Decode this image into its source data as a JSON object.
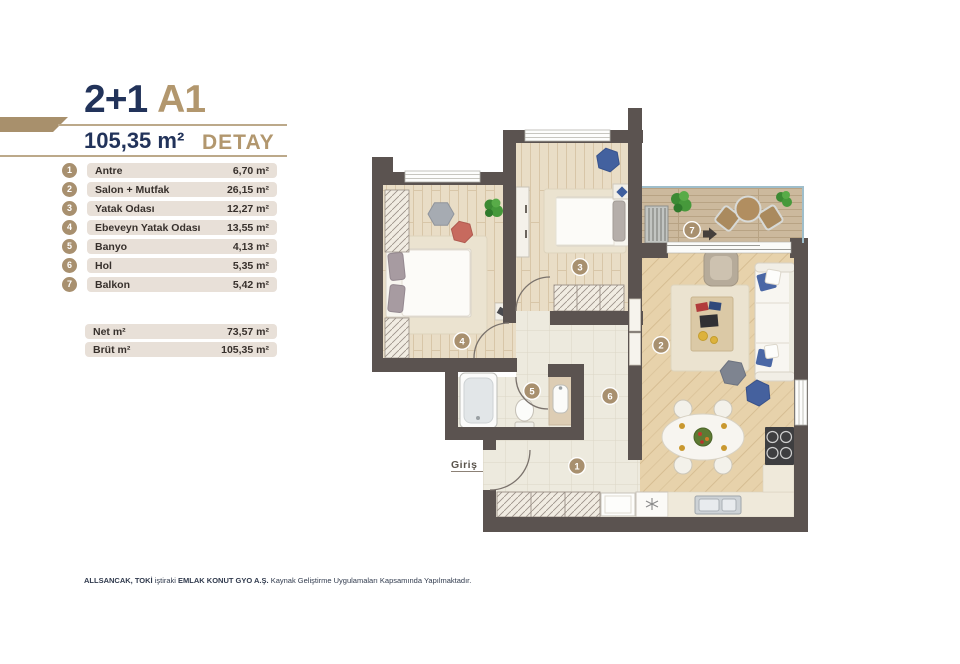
{
  "header": {
    "unit_type": "2+1",
    "block": "A1",
    "area": "105,35 m²",
    "detail": "DETAY"
  },
  "legend": {
    "rooms": [
      {
        "no": "1",
        "name": "Antre",
        "area": "6,70 m²"
      },
      {
        "no": "2",
        "name": "Salon + Mutfak",
        "area": "26,15 m²"
      },
      {
        "no": "3",
        "name": "Yatak Odası",
        "area": "12,27 m²"
      },
      {
        "no": "4",
        "name": "Ebeveyn Yatak Odası",
        "area": "13,55 m²"
      },
      {
        "no": "5",
        "name": "Banyo",
        "area": "4,13 m²"
      },
      {
        "no": "6",
        "name": "Hol",
        "area": "5,35 m²"
      },
      {
        "no": "7",
        "name": "Balkon",
        "area": "5,42 m²"
      }
    ],
    "totals": [
      {
        "label": "Net m²",
        "value": "73,57 m²"
      },
      {
        "label": "Brüt m²",
        "value": "105,35 m²"
      }
    ]
  },
  "plan": {
    "entrance_label": "Giriş"
  },
  "footer": {
    "seg1_bold": "ALLSANCAK, TOKİ",
    "seg2": " iştiraki ",
    "seg3_bold": "EMLAK KONUT GYO A.Ş.",
    "seg4": " Kaynak Geliştirme Uygulamaları Kapsamında Yapılmaktadır."
  },
  "colors": {
    "navy": "#22335a",
    "gold": "#b2976e",
    "row_bg": "#e8e0d8",
    "badge": "#a8906f",
    "wall": "#5b5350"
  }
}
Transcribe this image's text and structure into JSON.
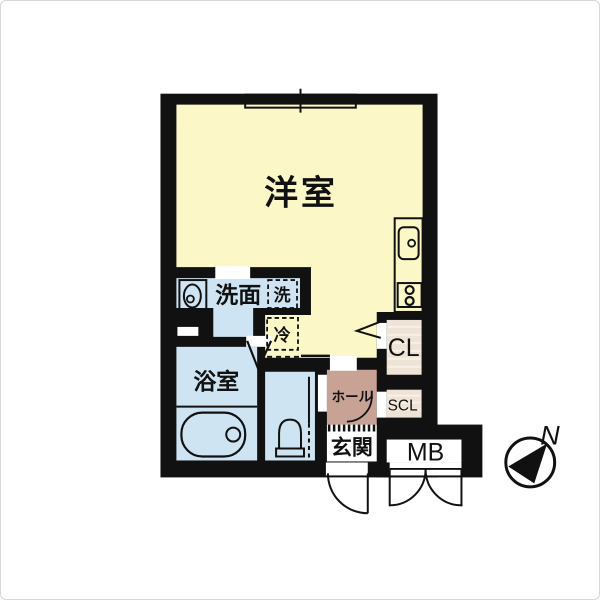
{
  "labels": {
    "western_room": "洋室",
    "washroom": "洗面",
    "washer": "洗",
    "fridge": "冷",
    "bathroom": "浴室",
    "hall": "ホール",
    "entrance": "玄関",
    "closet": "CL",
    "shoe_closet": "SCL",
    "meter_box": "MB",
    "north": "N"
  },
  "colors": {
    "wall_black": "#111111",
    "room_yellow": "#FBF7C6",
    "wet_area_blue": "#CFE4F2",
    "hall_brown": "#C9A296",
    "closet_beige": "#EFE3D6"
  }
}
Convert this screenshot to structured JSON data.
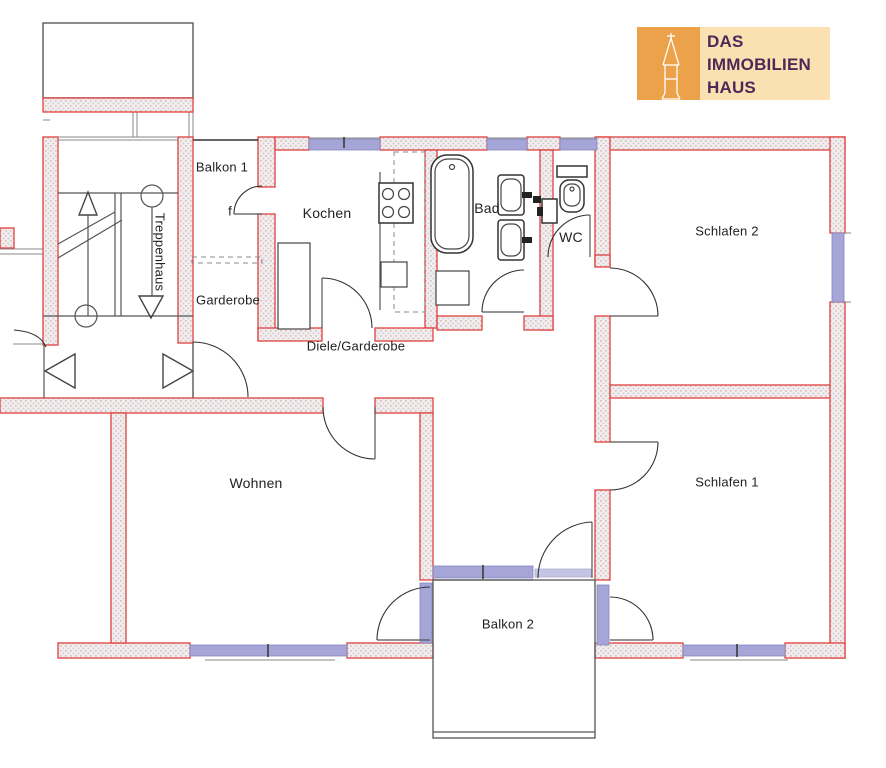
{
  "colors": {
    "wall-stroke": "#e04040",
    "window-fill": "#a5a5d8",
    "window-stroke": "#8585bb",
    "line": "#555555",
    "line-dark": "#333333",
    "label": "#222222",
    "logo-orange": "#eca14b",
    "logo-peach": "#fbe0b2",
    "logo-text": "#4e2856"
  },
  "labels": {
    "balkon1": "Balkon 1",
    "treppenhaus": "Treppenhaus",
    "kochen": "Kochen",
    "diele": "Diele/Garderobe",
    "garderobe": "Garderobe",
    "bad": "Bad",
    "wc": "WC",
    "schlafen2": "Schlafen 2",
    "schlafen1": "Schlafen 1",
    "wohnen": "Wohnen",
    "balkon2": "Balkon 2",
    "door_f": "f"
  },
  "logo": {
    "line1": "DAS",
    "line2": "IMMOBILIEN",
    "line3": "HAUS",
    "icon": "church-tower-icon"
  }
}
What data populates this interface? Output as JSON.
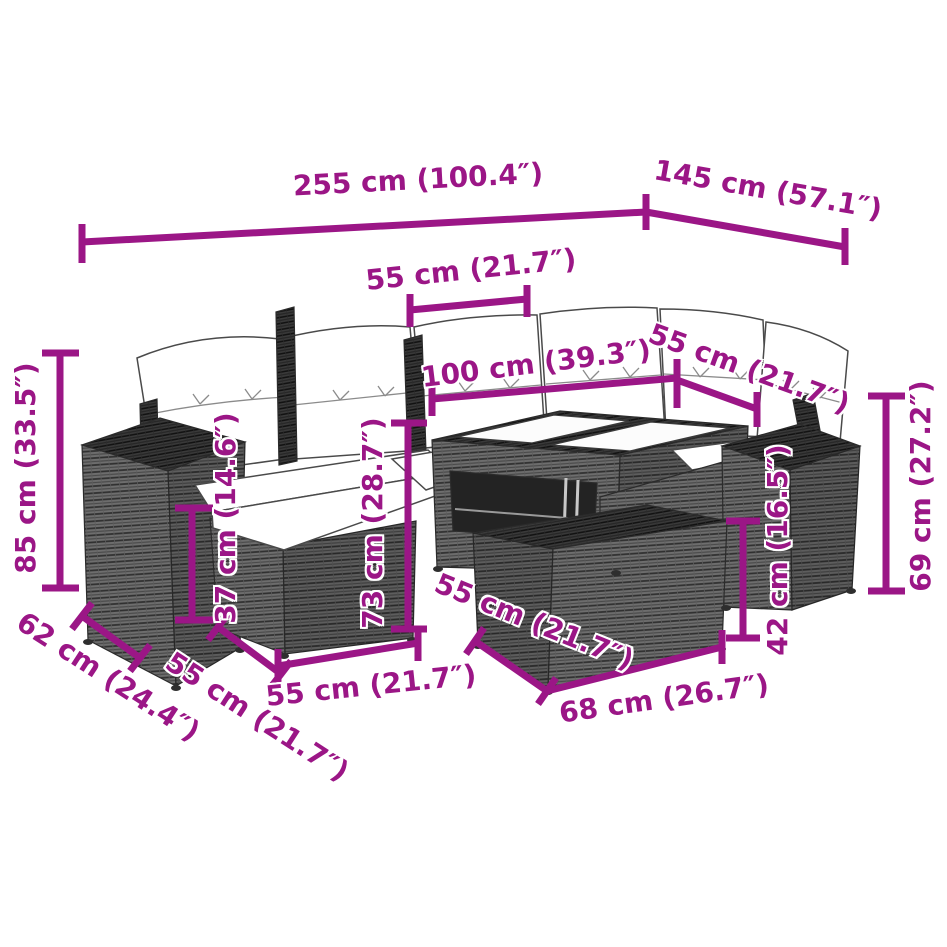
{
  "diagram": {
    "subject": "rattan garden lounge set dimension diagram",
    "accent_color": "#9B1686",
    "background_color": "#FFFFFF",
    "labels": {
      "total_width": "255 cm (100.4″)",
      "total_depth": "145 cm (57.1″)",
      "seat_width_top": "55 cm (21.7″)",
      "sofa_back_length": "100 cm (39.3″)",
      "corner_seat_width": "55 cm (21.7″)",
      "back_height": "85 cm (33.5″)",
      "seat_height": "37 cm (14.6″)",
      "table_height": "73 cm (28.7″)",
      "armrest_height": "69 cm (27.2″)",
      "ottoman_height": "42 cm (16.5″)",
      "armrest_depth": "62 cm (24.4″)",
      "seat_depth": "55 cm (21.7″)",
      "seat_width_front": "55 cm (21.7″)",
      "ottoman_width": "55 cm (21.7″)",
      "ottoman_depth": "68 cm (26.7″)"
    }
  }
}
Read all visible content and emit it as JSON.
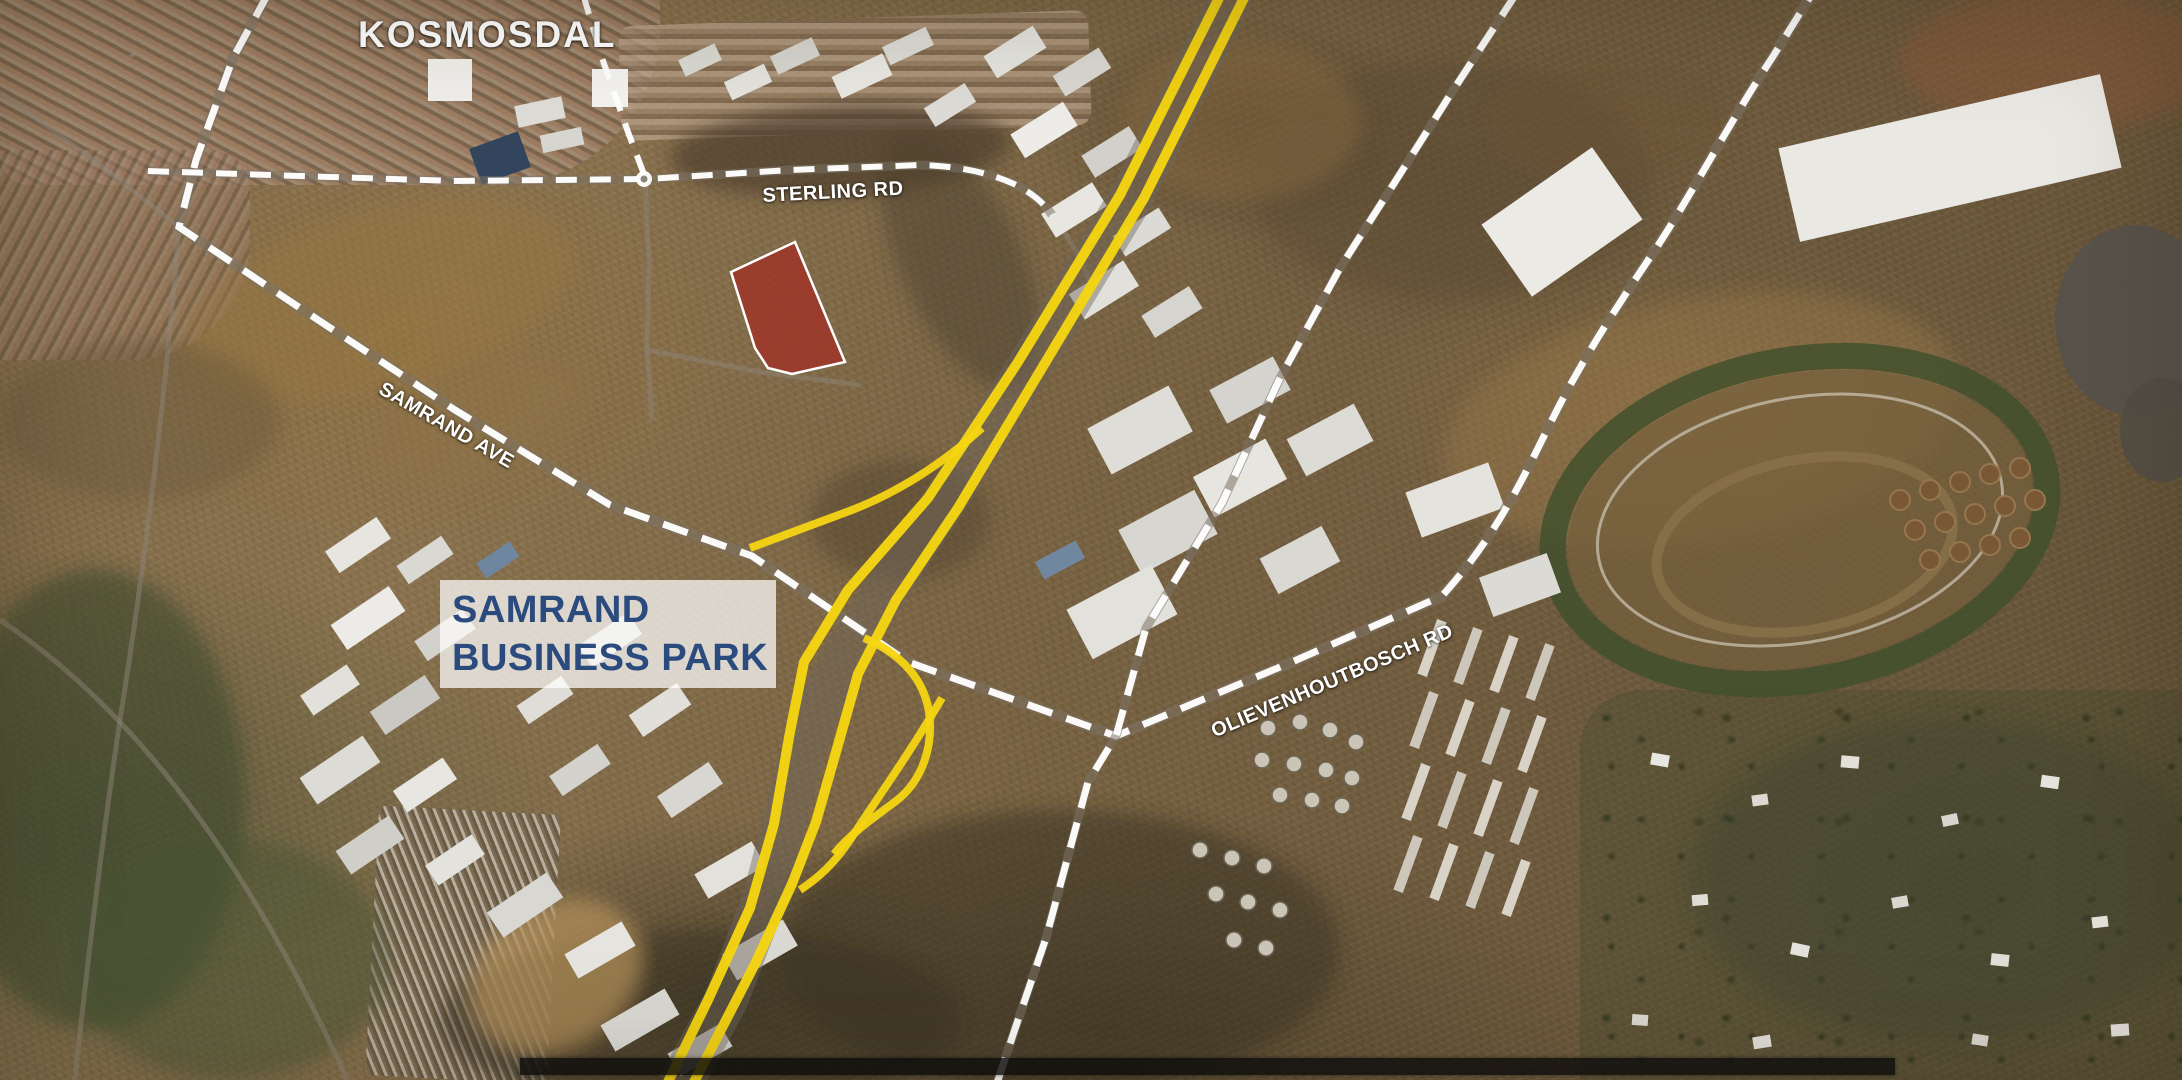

GIVEN REQUEST ▸
Where does the word "into" appear? Return each line that holds it.

OUTPUT OF THE TASK ▸
Decode this image into its source data as a JSON object.
Transcribe this image's text and structure into JSON.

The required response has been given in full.